--- Stated exercise ---
Locate each line holding the string "parents" and copy it.

--- Data entries ---
+ + + + +

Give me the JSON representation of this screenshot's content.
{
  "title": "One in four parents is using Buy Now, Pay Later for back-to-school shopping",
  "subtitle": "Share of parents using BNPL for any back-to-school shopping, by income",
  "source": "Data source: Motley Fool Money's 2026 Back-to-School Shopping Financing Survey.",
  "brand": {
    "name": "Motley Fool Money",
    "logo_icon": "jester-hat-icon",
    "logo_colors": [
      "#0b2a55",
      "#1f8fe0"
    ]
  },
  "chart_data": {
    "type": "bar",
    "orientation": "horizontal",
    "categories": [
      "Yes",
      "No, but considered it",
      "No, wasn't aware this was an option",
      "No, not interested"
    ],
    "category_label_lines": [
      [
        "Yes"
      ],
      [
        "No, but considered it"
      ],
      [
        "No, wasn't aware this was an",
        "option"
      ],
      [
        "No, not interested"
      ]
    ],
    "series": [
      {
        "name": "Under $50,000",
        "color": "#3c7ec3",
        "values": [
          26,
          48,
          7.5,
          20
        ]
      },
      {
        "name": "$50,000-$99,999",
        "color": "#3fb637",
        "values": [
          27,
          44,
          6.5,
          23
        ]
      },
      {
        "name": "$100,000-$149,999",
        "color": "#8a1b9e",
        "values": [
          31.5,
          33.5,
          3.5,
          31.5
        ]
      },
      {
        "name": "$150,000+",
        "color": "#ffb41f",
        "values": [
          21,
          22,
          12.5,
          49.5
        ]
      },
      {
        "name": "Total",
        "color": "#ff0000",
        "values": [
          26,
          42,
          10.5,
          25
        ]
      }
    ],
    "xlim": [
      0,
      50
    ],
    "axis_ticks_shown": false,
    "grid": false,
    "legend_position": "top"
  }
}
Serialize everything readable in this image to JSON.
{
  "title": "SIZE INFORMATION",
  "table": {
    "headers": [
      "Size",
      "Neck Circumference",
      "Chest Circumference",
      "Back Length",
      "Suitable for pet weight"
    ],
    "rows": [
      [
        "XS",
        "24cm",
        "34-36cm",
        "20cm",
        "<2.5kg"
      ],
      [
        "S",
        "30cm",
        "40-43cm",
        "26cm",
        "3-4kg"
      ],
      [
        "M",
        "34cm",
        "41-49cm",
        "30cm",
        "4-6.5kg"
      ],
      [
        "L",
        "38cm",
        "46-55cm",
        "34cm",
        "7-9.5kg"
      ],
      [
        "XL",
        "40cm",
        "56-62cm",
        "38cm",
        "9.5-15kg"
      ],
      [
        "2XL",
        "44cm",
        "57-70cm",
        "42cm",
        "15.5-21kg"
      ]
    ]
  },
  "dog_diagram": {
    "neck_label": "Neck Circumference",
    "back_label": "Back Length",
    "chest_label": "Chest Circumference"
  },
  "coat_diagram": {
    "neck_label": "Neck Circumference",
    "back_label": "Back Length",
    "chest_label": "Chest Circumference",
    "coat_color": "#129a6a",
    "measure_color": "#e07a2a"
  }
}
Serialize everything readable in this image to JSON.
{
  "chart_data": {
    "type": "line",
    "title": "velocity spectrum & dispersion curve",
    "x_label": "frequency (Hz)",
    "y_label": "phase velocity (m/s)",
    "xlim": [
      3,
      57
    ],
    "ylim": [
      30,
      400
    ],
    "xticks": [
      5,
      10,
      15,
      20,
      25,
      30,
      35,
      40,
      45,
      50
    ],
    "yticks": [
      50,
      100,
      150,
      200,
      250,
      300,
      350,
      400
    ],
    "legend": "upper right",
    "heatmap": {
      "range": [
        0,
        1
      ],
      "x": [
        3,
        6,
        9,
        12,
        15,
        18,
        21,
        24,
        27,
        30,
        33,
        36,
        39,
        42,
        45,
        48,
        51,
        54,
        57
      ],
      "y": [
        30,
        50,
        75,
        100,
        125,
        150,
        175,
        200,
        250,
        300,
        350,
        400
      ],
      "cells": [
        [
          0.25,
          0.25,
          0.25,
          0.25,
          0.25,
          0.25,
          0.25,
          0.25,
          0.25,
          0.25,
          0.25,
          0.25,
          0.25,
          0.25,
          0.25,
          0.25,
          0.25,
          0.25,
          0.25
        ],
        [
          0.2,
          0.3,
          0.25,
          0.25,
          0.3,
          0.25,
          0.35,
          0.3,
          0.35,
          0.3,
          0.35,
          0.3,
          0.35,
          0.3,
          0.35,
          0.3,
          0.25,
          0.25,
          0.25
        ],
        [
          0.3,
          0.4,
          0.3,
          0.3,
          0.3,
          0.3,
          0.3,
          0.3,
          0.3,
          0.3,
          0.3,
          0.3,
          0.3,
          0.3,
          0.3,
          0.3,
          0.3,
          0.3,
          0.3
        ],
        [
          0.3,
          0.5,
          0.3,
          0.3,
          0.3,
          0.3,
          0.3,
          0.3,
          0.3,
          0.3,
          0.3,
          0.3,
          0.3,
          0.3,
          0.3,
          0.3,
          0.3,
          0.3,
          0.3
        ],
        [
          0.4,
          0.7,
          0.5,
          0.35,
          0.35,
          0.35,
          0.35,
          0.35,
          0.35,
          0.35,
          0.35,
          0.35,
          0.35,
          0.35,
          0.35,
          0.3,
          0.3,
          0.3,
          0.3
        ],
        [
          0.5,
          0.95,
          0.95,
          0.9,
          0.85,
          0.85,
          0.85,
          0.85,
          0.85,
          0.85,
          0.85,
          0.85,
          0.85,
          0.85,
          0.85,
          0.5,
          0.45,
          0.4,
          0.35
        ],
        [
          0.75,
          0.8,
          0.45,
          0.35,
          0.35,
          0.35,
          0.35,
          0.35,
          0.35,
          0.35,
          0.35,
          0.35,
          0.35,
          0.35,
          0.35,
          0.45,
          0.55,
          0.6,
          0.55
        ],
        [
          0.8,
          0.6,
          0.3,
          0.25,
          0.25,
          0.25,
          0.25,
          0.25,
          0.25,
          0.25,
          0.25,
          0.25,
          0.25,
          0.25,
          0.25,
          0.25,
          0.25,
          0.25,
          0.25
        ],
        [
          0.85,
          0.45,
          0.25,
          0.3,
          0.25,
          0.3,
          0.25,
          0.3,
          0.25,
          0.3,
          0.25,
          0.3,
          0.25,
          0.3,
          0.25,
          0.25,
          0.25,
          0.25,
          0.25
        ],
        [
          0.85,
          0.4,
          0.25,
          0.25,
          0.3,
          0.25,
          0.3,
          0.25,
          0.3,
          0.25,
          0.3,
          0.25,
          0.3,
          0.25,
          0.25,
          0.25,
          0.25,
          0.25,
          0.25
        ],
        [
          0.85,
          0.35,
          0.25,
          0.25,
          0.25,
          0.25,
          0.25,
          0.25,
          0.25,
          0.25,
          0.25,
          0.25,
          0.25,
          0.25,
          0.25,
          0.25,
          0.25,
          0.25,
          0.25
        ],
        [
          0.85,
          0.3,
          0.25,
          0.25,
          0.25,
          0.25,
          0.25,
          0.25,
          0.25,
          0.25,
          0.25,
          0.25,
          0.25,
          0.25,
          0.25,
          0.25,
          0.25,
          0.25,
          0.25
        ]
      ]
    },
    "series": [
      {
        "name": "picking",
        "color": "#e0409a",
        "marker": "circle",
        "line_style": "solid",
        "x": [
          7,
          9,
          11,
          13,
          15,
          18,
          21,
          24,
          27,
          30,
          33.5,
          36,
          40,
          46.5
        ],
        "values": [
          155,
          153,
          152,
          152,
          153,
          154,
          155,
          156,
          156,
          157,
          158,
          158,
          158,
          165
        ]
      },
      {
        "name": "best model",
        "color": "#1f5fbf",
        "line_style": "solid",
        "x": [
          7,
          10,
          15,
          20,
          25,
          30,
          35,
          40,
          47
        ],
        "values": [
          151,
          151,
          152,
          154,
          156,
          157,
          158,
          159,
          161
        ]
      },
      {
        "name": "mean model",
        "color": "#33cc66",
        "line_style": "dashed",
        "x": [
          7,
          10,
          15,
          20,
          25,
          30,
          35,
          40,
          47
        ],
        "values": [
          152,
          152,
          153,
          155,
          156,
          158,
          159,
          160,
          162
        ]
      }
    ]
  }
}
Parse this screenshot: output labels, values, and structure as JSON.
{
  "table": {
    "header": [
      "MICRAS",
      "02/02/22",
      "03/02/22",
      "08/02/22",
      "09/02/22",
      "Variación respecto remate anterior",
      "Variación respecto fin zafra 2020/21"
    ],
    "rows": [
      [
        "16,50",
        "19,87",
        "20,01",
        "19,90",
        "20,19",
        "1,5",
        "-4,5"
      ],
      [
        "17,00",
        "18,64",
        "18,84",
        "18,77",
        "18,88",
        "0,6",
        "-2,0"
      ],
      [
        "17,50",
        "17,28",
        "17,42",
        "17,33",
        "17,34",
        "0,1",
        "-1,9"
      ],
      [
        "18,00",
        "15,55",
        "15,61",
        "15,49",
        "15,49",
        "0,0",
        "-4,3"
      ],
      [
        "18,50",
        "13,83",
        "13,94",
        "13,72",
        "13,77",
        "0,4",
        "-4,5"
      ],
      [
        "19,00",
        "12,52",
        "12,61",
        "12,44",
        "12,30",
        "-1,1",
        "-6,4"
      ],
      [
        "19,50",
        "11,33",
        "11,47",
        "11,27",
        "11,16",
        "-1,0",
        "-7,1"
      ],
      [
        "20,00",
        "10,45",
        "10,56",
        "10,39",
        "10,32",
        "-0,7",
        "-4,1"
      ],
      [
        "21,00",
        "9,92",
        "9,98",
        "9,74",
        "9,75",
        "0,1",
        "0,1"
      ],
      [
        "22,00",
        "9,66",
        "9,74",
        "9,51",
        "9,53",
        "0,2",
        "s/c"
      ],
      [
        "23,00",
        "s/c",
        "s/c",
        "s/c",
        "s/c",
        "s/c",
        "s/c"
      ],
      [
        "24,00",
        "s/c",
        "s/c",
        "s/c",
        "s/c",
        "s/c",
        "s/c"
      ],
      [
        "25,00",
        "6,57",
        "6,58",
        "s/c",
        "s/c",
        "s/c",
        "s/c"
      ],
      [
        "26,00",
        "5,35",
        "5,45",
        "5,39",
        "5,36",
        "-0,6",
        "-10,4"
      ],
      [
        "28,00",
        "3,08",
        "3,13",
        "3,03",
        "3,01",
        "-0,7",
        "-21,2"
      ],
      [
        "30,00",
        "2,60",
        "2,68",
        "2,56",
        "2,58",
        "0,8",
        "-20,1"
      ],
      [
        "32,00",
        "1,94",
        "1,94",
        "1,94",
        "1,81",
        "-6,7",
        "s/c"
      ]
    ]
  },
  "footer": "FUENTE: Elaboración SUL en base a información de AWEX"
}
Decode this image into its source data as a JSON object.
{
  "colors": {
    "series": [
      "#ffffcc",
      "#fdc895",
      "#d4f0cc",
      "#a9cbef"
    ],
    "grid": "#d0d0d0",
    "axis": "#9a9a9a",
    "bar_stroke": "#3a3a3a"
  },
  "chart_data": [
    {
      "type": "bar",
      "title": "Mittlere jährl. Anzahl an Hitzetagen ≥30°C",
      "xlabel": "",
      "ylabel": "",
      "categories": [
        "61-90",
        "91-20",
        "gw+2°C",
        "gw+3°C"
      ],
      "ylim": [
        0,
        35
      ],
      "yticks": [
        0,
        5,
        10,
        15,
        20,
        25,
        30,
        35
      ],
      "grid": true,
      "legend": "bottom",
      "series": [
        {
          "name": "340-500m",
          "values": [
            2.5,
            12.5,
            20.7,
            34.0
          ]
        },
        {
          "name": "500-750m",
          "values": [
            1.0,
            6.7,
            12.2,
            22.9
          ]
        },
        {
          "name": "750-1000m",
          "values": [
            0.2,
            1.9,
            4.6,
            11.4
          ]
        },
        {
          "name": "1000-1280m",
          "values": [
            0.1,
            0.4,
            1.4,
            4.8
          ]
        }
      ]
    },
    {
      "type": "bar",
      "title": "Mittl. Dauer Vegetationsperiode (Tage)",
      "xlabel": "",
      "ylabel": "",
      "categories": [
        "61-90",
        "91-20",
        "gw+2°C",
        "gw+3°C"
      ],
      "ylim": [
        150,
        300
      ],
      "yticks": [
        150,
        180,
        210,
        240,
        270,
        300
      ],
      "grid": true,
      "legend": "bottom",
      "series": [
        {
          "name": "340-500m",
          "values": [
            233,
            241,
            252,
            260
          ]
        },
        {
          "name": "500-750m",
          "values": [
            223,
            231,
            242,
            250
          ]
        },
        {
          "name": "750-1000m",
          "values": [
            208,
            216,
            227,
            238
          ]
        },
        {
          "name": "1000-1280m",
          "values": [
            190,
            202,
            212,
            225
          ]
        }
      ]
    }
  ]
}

+ + + + +

--- Written solution ---
  "title": "One in four parents is using Buy Now, Pay Later for back-to-school shopping",
  "subtitle": "Share of parents using BNPL for any back-to-school shopping, by income",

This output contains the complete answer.